◆ Task statement:
Reproduce the data that follows in its entirety, character for character.

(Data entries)
=====
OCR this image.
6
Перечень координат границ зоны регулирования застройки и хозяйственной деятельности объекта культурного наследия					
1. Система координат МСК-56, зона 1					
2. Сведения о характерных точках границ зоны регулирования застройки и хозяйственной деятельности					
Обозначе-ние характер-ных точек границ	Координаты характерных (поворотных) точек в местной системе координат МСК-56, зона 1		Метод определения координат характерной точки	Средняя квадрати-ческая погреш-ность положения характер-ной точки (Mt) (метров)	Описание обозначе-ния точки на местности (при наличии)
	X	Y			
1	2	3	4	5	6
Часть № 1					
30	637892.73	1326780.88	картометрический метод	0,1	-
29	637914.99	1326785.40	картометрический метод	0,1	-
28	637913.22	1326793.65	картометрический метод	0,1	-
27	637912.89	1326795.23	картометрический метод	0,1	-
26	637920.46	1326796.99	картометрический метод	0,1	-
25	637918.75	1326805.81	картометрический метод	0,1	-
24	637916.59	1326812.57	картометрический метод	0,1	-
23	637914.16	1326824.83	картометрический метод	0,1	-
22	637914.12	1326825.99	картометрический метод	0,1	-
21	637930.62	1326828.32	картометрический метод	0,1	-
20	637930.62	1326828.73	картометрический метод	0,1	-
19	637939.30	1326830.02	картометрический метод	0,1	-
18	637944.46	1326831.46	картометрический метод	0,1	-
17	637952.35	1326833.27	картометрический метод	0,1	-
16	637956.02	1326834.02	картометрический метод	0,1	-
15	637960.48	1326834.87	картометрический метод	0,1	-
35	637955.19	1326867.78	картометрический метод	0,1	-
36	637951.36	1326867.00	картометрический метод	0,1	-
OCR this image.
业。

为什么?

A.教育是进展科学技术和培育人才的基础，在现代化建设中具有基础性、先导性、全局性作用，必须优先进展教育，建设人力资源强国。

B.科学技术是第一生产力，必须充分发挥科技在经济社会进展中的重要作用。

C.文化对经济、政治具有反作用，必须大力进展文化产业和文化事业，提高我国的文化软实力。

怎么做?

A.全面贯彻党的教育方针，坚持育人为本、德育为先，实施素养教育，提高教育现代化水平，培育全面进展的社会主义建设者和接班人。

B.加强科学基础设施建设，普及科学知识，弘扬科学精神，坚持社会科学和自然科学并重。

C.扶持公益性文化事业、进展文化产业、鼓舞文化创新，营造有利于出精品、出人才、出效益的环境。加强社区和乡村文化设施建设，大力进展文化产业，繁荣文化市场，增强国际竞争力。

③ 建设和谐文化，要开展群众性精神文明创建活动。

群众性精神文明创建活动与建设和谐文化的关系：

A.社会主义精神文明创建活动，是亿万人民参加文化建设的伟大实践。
=====
◆ Response to this exercise:
OCR this image.
6
Перечень координат границ зоны регулирования застройки и хозяйственной деятельности объекта культурного наследия					
1. Система координат МСК-56, зона 1					
2. Сведения о характерных точках границ зоны регулирования застройки и хозяйственной деятельности					
Обозначе-ние характер-ных точек границ	Координаты характерных (поворотных) точек в местной системе координат МСК-56, зона 1		Метод определения координат характерной точки	Средняя квадрати-ческая погреш-ность положения характер-ной точки (Mt) (метров)	Описание обозначе-ния точки на местности (при наличии)
	X	Y			
1	2	3	4	5	6
Часть № 1					
30	637892.73	1326780.88	картометрический метод	0,1	-
29	637914.99	1326785.40	картометрический метод	0,1	-
28	637913.22	1326793.65	картометрический метод	0,1	-
27	637912.89	1326795.23	картометрический метод	0,1	-
26	637920.46	1326796.99	картометрический метод	0,1	-
25	637918.75	1326805.81	картометрический метод	0,1	-
24	637916.59	1326812.57	картометрический метод	0,1	-
23	637914.16	1326824.83	картометрический метод	0,1	-
22	637914.12	1326825.99	картометрический метод	0,1	-
21	637930.62	1326828.32	картометрический метод	0,1	-
20	637930.62	1326828.73	картометрический метод	0,1	-
19	637939.30	1326830.02	картометрический метод	0,1	-
18	637944.46	1326831.46	картометрический метод	0,1	-
17	637952.35	1326833.27	картометрический метод	0,1	-
16	637956.02	1326834.02	картометрический метод	0,1	-
15	637960.48	1326834.87	картометрический метод	0,1	-
35	637955.19	1326867.78	картометрический метод	0,1	-
36	637951.36	1326867.00	картометрический метод	0,1	-
OCR this image.
业。

为什么?

A.教育是进展科学技术和培育人才的基础，在现代化建设中具有基础性、先导性、全局性作用，必须优先进展教育，建设人力资源强国。

B.科学技术是第一生产力，必须充分发挥科技在经济社会进展中的重要作用。

C.文化对经济、政治具有反作用，必须大力进展文化产业和文化事业，提高我国的文化软实力。

怎么做?

A.全面贯彻党的教育方针，坚持育人为本、德育为先，实施素养教育，提高教育现代化水平，培育全面进展的社会主义建设者和接班人。

B.加强科学基础设施建设，普及科学知识，弘扬科学精神，坚持社会科学和自然科学并重。

C.扶持公益性文化事业、进展文化产业、鼓舞文化创新，营造有利于出精品、出人才、出效益的环境。加强社区和乡村文化设施建设，大力进展文化产业，繁荣文化市场，增强国际竞争力。

③ 建设和谐文化，要开展群众性精神文明创建活动。

群众性精神文明创建活动与建设和谐文化的关系：

A.社会主义精神文明创建活动，是亿万人民参加文化建设的伟大实践。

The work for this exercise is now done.